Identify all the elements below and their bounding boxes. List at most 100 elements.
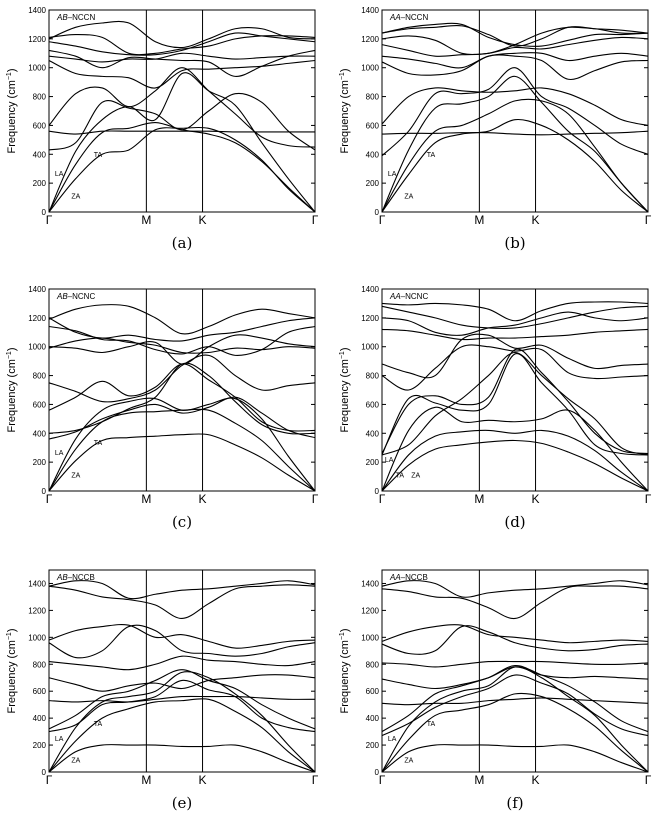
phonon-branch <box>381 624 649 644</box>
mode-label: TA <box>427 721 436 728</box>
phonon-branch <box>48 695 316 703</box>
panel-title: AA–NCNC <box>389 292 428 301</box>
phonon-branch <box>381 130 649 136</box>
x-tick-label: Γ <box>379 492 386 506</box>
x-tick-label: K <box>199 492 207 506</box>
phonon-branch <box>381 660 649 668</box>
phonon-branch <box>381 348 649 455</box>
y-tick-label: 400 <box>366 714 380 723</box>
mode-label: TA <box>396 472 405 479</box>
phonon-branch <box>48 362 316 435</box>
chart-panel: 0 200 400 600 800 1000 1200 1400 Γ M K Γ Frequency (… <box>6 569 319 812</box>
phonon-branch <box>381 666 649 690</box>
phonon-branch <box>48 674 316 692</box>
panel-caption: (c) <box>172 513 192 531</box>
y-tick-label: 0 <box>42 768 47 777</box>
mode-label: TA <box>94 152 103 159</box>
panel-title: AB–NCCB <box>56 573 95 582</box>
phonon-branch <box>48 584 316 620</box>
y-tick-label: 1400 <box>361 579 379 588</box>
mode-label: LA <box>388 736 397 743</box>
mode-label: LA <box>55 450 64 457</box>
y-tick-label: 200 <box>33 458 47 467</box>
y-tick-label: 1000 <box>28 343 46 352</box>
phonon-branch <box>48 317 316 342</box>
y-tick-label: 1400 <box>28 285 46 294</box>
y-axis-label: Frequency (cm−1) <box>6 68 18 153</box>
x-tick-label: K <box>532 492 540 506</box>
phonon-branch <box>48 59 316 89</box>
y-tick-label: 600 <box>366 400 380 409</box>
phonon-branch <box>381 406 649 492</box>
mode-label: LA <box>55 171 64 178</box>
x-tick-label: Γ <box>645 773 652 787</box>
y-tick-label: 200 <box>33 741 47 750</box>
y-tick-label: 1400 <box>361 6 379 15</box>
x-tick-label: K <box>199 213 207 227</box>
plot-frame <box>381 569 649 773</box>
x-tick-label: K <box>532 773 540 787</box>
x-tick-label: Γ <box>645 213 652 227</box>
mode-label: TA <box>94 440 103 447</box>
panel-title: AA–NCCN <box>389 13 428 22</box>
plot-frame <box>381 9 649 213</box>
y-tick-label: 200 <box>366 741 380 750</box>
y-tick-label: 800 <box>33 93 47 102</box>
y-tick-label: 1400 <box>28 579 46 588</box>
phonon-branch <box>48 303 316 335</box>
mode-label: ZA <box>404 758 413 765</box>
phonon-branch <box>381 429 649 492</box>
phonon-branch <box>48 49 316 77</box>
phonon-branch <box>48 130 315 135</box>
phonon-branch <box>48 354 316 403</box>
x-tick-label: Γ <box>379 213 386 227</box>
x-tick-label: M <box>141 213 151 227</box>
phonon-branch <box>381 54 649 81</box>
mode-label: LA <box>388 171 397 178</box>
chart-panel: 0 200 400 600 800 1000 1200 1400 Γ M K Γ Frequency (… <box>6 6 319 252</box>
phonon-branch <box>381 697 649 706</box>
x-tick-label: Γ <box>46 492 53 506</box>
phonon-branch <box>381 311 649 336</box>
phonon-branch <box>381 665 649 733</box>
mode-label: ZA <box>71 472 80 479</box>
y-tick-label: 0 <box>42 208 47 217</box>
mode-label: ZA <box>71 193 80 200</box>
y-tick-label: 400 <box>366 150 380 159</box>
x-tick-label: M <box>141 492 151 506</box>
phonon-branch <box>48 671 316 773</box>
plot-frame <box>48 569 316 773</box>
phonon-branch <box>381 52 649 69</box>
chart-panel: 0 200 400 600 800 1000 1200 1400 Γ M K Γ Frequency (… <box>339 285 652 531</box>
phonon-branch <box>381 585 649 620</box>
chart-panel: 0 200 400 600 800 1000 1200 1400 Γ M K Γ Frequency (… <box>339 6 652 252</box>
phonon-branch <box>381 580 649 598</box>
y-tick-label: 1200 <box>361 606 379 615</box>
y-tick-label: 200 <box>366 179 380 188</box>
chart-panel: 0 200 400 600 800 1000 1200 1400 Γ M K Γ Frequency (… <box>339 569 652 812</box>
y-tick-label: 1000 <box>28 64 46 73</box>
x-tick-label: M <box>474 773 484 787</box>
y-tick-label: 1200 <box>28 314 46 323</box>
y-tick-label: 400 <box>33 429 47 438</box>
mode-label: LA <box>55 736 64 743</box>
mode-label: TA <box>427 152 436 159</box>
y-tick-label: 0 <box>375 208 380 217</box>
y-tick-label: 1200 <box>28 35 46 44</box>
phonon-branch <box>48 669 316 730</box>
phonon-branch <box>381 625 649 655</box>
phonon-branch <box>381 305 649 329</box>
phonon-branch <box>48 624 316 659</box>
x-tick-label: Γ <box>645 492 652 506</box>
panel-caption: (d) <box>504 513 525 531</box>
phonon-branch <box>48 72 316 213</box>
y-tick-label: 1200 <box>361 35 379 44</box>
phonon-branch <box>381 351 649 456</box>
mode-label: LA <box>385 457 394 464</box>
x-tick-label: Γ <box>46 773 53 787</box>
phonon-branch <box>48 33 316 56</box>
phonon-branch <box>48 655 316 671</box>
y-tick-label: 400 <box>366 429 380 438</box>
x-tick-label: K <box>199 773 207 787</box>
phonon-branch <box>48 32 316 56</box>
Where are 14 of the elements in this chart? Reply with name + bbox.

■ ■ ■ ■

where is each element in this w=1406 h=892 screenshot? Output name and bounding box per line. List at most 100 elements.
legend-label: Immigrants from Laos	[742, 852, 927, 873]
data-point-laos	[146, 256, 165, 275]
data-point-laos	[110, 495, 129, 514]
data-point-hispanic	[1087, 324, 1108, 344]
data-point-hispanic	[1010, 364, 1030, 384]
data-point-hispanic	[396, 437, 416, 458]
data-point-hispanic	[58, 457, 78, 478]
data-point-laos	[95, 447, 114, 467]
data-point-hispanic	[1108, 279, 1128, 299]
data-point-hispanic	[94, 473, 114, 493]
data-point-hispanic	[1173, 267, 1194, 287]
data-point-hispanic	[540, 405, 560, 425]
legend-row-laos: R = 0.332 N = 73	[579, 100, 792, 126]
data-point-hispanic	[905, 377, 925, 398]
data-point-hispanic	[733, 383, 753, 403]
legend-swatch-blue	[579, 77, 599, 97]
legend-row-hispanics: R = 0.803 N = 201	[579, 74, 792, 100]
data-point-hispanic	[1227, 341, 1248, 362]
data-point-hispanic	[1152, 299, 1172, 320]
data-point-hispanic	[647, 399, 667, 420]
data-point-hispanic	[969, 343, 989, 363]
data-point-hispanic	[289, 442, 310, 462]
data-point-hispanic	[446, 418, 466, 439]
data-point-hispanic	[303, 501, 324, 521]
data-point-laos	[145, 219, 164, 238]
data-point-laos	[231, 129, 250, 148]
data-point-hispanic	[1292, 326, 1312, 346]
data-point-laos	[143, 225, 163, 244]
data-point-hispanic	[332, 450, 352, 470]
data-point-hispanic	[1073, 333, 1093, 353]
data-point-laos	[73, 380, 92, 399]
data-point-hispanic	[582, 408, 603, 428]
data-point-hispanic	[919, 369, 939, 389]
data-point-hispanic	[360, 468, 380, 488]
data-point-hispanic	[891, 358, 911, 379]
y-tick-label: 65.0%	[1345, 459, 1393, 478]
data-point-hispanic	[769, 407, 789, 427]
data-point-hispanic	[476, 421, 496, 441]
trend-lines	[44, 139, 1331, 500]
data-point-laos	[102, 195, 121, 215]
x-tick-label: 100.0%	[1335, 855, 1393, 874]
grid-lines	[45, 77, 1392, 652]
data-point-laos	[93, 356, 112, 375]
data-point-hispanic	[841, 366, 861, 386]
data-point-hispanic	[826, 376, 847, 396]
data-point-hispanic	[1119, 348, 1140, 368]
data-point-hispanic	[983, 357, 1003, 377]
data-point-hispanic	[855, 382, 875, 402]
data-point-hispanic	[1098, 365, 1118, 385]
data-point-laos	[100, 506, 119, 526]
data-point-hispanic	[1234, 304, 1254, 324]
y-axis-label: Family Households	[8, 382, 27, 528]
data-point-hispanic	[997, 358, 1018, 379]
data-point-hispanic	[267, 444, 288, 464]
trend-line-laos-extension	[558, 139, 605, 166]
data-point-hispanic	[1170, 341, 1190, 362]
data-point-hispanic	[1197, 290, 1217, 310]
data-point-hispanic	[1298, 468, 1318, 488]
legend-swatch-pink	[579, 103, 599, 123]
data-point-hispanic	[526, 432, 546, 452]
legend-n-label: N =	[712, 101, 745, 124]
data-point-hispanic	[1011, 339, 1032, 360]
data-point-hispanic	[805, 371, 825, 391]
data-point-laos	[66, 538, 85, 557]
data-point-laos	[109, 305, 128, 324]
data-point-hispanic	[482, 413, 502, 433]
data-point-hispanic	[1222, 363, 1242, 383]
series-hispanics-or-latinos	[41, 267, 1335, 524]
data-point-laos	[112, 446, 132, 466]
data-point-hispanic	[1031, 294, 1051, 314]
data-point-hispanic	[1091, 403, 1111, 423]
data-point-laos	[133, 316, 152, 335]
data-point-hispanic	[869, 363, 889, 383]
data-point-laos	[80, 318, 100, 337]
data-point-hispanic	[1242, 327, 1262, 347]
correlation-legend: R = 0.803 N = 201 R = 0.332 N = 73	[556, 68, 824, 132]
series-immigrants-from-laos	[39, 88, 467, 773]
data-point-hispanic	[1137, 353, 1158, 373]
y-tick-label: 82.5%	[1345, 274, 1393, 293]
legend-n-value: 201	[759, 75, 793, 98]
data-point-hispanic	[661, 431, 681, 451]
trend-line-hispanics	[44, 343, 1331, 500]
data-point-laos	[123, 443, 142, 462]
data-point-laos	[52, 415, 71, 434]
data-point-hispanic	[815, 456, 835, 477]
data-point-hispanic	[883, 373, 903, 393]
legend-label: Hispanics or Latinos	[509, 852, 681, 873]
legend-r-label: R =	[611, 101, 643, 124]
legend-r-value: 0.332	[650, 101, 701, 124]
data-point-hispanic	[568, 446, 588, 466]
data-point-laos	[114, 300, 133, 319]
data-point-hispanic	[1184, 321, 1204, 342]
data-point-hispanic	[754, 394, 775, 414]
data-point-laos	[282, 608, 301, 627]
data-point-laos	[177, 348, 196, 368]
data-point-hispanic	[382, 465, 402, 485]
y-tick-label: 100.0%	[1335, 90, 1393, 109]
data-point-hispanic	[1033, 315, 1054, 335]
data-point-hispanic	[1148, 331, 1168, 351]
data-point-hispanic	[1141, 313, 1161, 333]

■ ■ ■ ■

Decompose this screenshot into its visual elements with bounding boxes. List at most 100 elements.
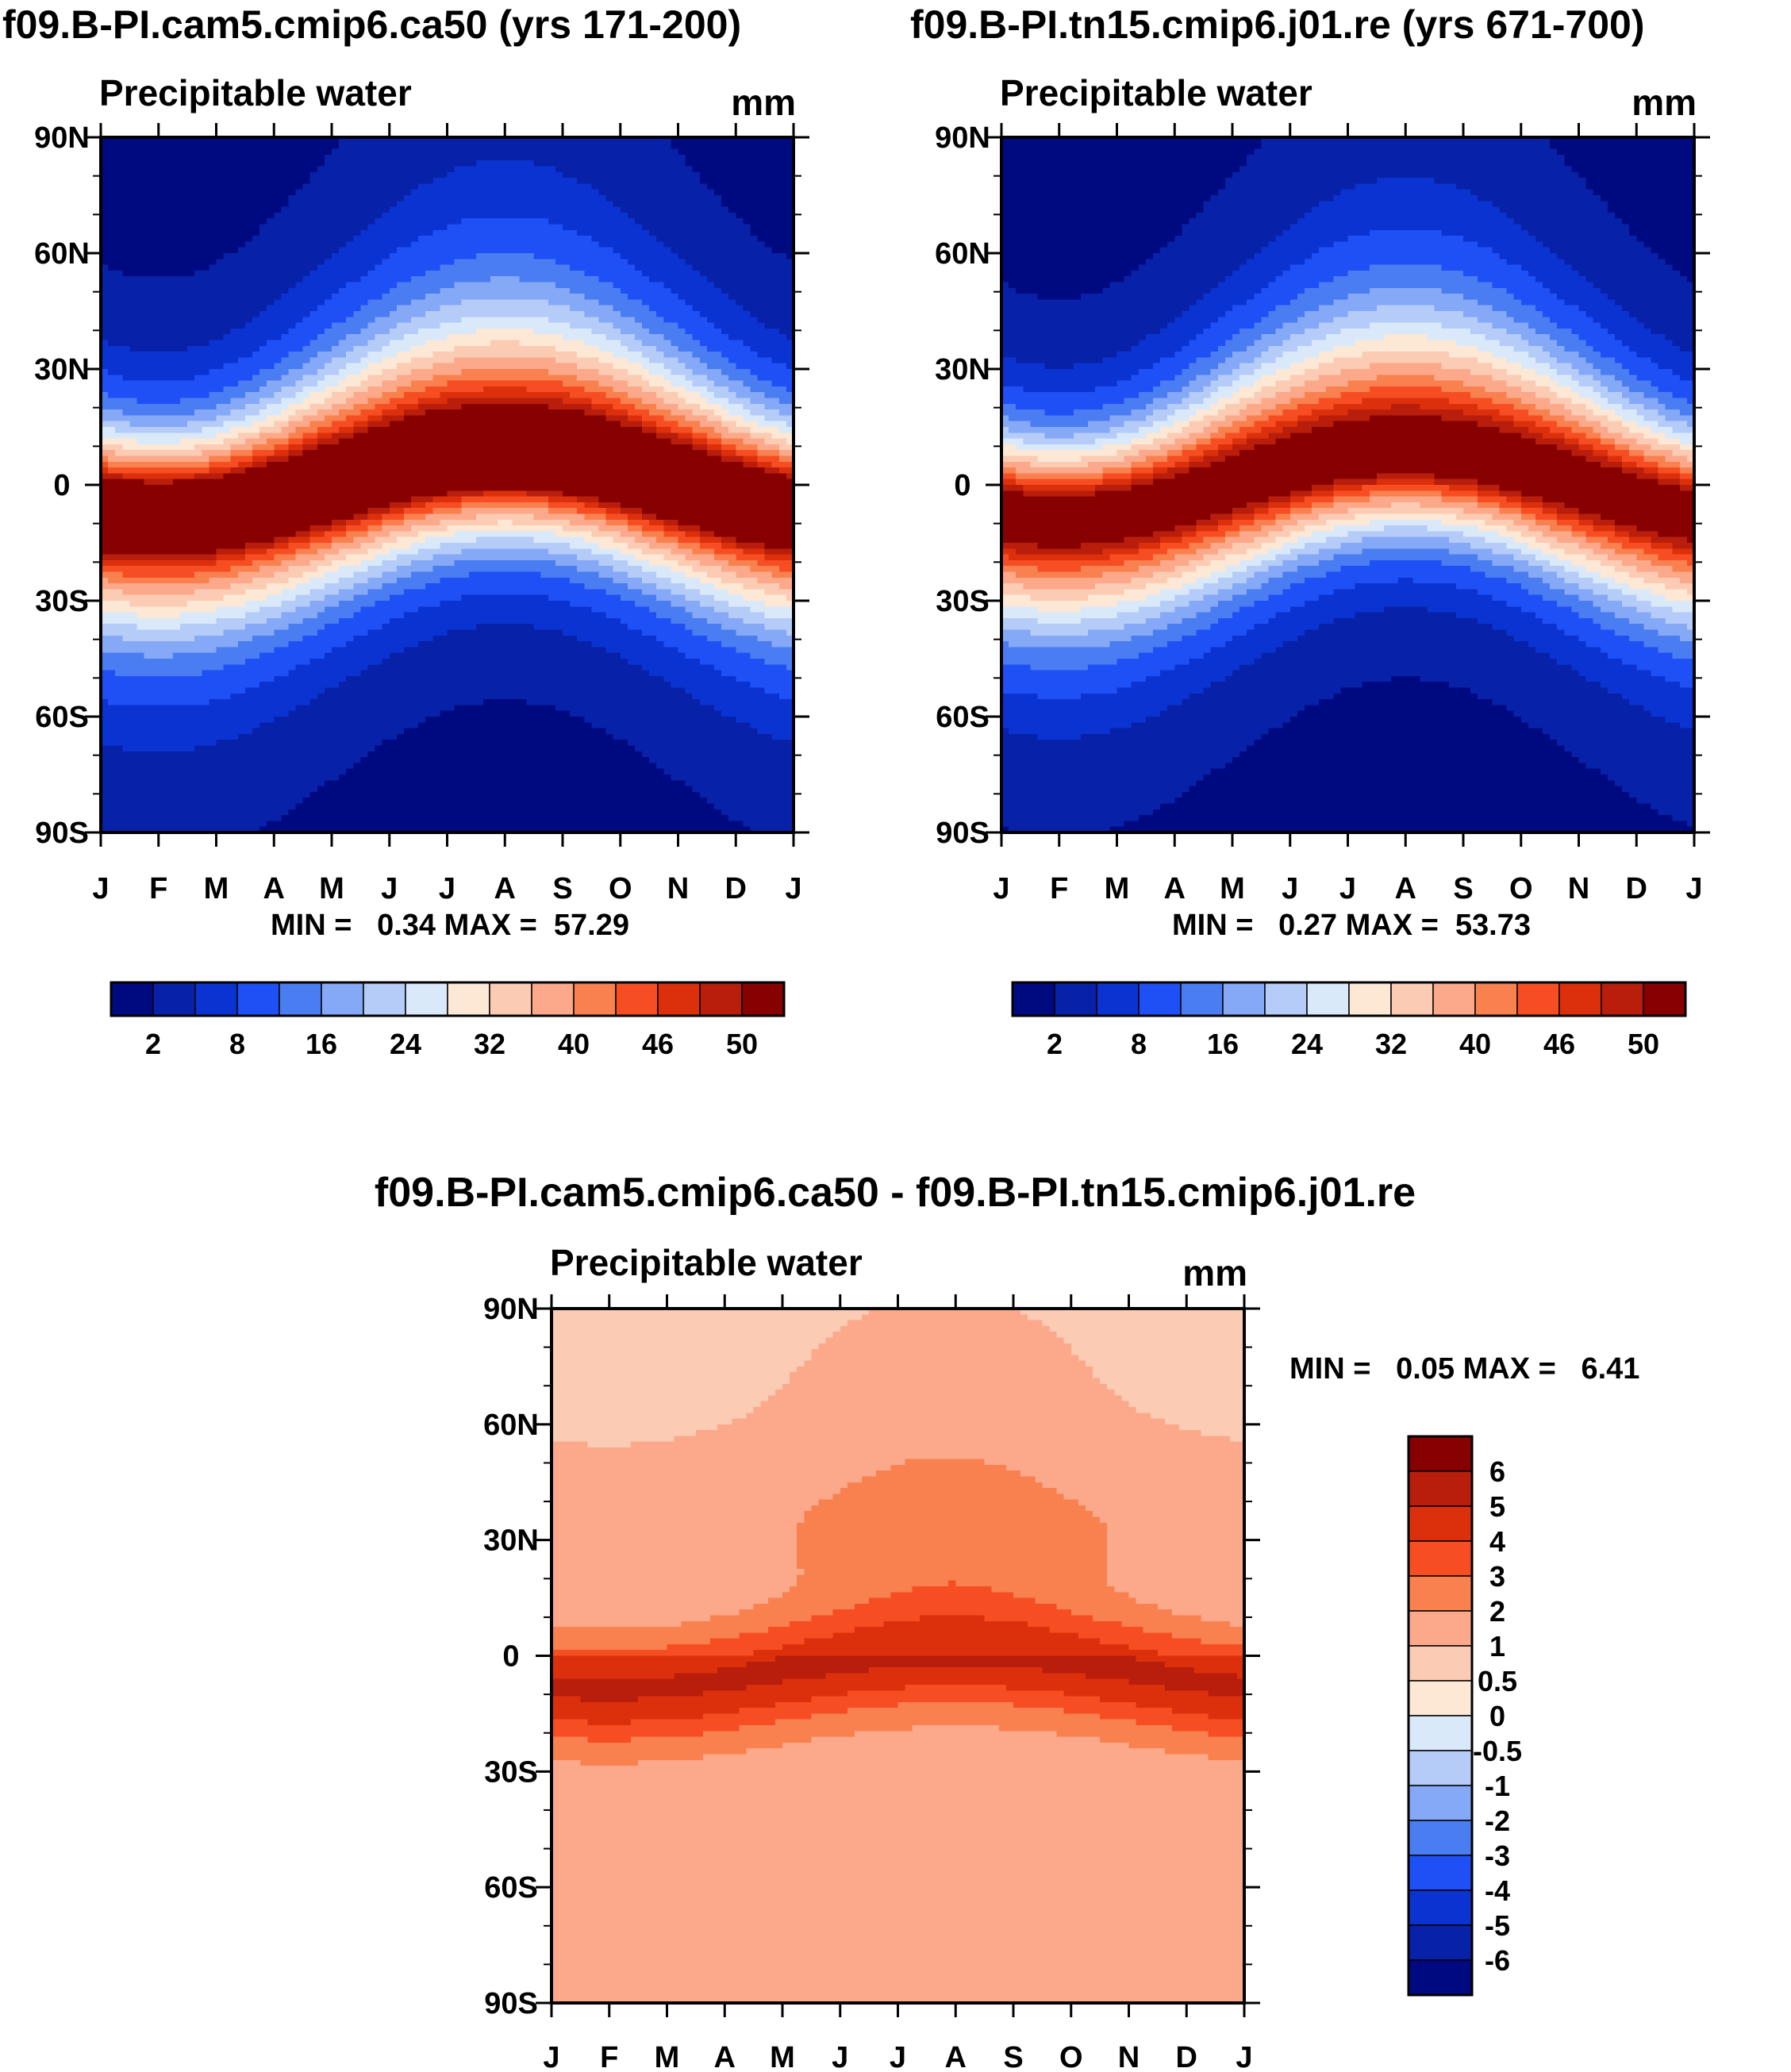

■ ■ ■ ■

• [Problem to solve]
Copy each line of the data above that contains the string "axis", treating uppercase and lowercase letters as different.

• [Correct response]
y-axis-label: Frequency (cm−1) <box>6 68 18 153</box>
y-axis-label: Family Households	[8, 382, 27, 528]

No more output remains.